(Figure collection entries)
● ● ● ●

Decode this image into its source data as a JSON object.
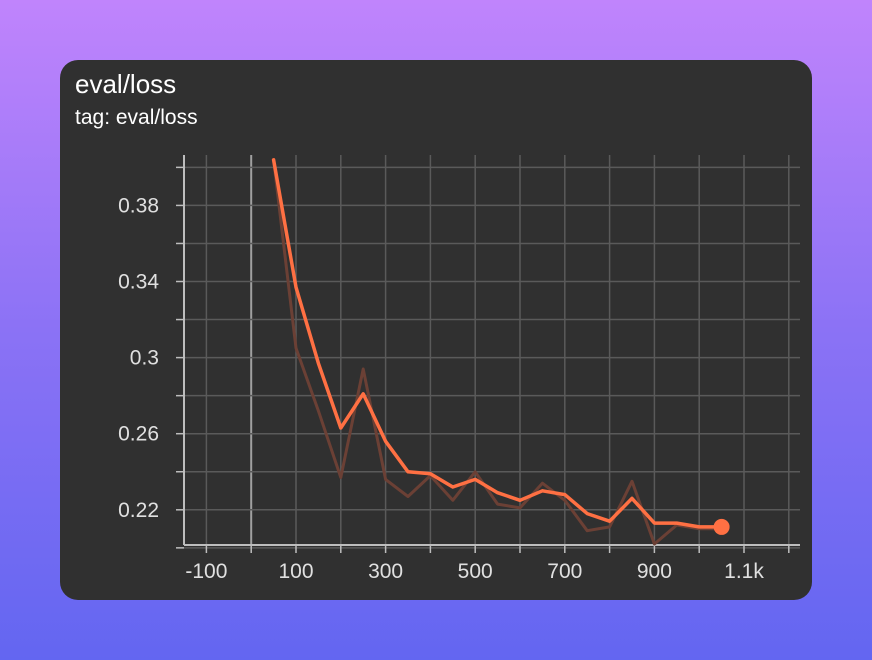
{
  "card": {
    "title": "eval/loss",
    "subtitle": "tag: eval/loss"
  },
  "colors": {
    "background_top": "#c084fc",
    "background_bottom": "#6366f1",
    "card": "#303030",
    "grid": "#5a5a5a",
    "axis": "#bdbdbd",
    "tick_text": "#e0e0e0",
    "line": "#ff7043",
    "raw_line": "#6b4035"
  },
  "chart_data": {
    "type": "line",
    "title": "eval/loss",
    "xlabel": "",
    "ylabel": "",
    "xlim": [
      -150,
      1225
    ],
    "ylim": [
      0.2015,
      0.4065
    ],
    "x_major_ticks": [
      -100,
      100,
      300,
      500,
      700,
      900,
      1100
    ],
    "x_tick_labels": [
      "-100",
      "100",
      "300",
      "500",
      "700",
      "900",
      "1.1k"
    ],
    "x_gridlines": [
      -100,
      0,
      100,
      200,
      300,
      400,
      500,
      600,
      700,
      800,
      900,
      1000,
      1100,
      1200
    ],
    "y_major_ticks": [
      0.22,
      0.26,
      0.3,
      0.34,
      0.38
    ],
    "y_tick_labels": [
      "0.22",
      "0.26",
      "0.3",
      "0.34",
      "0.38"
    ],
    "y_gridlines": [
      0.2,
      0.22,
      0.24,
      0.26,
      0.28,
      0.3,
      0.32,
      0.34,
      0.36,
      0.38,
      0.4
    ],
    "grid": true,
    "series": [
      {
        "role": "raw",
        "x": [
          50,
          100,
          150,
          200,
          250,
          300,
          350,
          400,
          450,
          500,
          550,
          600,
          650,
          700,
          750,
          800,
          850,
          900,
          950,
          1000,
          1050
        ],
        "values": [
          0.404,
          0.305,
          0.272,
          0.237,
          0.294,
          0.236,
          0.227,
          0.238,
          0.225,
          0.24,
          0.223,
          0.221,
          0.234,
          0.225,
          0.209,
          0.211,
          0.235,
          0.202,
          0.212,
          0.21,
          0.21
        ]
      },
      {
        "role": "smoothed",
        "x": [
          50,
          100,
          150,
          200,
          250,
          300,
          350,
          400,
          450,
          500,
          550,
          600,
          650,
          700,
          750,
          800,
          850,
          900,
          950,
          1000,
          1050
        ],
        "values": [
          0.404,
          0.337,
          0.297,
          0.263,
          0.281,
          0.256,
          0.24,
          0.239,
          0.232,
          0.236,
          0.229,
          0.225,
          0.23,
          0.228,
          0.218,
          0.214,
          0.226,
          0.213,
          0.213,
          0.211,
          0.211
        ]
      }
    ]
  }
}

● ● ● ●

◆ Direction ◆
Repeat the data exactly in full, omitting its pictures.

◆ Problem solution ◆
Decode this image into its source data as a JSON object.
{
  "card": {
    "title": "eval/loss",
    "subtitle": "tag: eval/loss"
  },
  "colors": {
    "background_top": "#c084fc",
    "background_bottom": "#6366f1",
    "card": "#303030",
    "grid": "#5a5a5a",
    "axis": "#bdbdbd",
    "tick_text": "#e0e0e0",
    "line": "#ff7043",
    "raw_line": "#6b4035"
  },
  "chart_data": {
    "type": "line",
    "title": "eval/loss",
    "xlabel": "",
    "ylabel": "",
    "xlim": [
      -150,
      1225
    ],
    "ylim": [
      0.2015,
      0.4065
    ],
    "x_major_ticks": [
      -100,
      100,
      300,
      500,
      700,
      900,
      1100
    ],
    "x_tick_labels": [
      "-100",
      "100",
      "300",
      "500",
      "700",
      "900",
      "1.1k"
    ],
    "x_gridlines": [
      -100,
      0,
      100,
      200,
      300,
      400,
      500,
      600,
      700,
      800,
      900,
      1000,
      1100,
      1200
    ],
    "y_major_ticks": [
      0.22,
      0.26,
      0.3,
      0.34,
      0.38
    ],
    "y_tick_labels": [
      "0.22",
      "0.26",
      "0.3",
      "0.34",
      "0.38"
    ],
    "y_gridlines": [
      0.2,
      0.22,
      0.24,
      0.26,
      0.28,
      0.3,
      0.32,
      0.34,
      0.36,
      0.38,
      0.4
    ],
    "grid": true,
    "series": [
      {
        "role": "raw",
        "x": [
          50,
          100,
          150,
          200,
          250,
          300,
          350,
          400,
          450,
          500,
          550,
          600,
          650,
          700,
          750,
          800,
          850,
          900,
          950,
          1000,
          1050
        ],
        "values": [
          0.404,
          0.305,
          0.272,
          0.237,
          0.294,
          0.236,
          0.227,
          0.238,
          0.225,
          0.24,
          0.223,
          0.221,
          0.234,
          0.225,
          0.209,
          0.211,
          0.235,
          0.202,
          0.212,
          0.21,
          0.21
        ]
      },
      {
        "role": "smoothed",
        "x": [
          50,
          100,
          150,
          200,
          250,
          300,
          350,
          400,
          450,
          500,
          550,
          600,
          650,
          700,
          750,
          800,
          850,
          900,
          950,
          1000,
          1050
        ],
        "values": [
          0.404,
          0.337,
          0.297,
          0.263,
          0.281,
          0.256,
          0.24,
          0.239,
          0.232,
          0.236,
          0.229,
          0.225,
          0.23,
          0.228,
          0.218,
          0.214,
          0.226,
          0.213,
          0.213,
          0.211,
          0.211
        ]
      }
    ]
  }
}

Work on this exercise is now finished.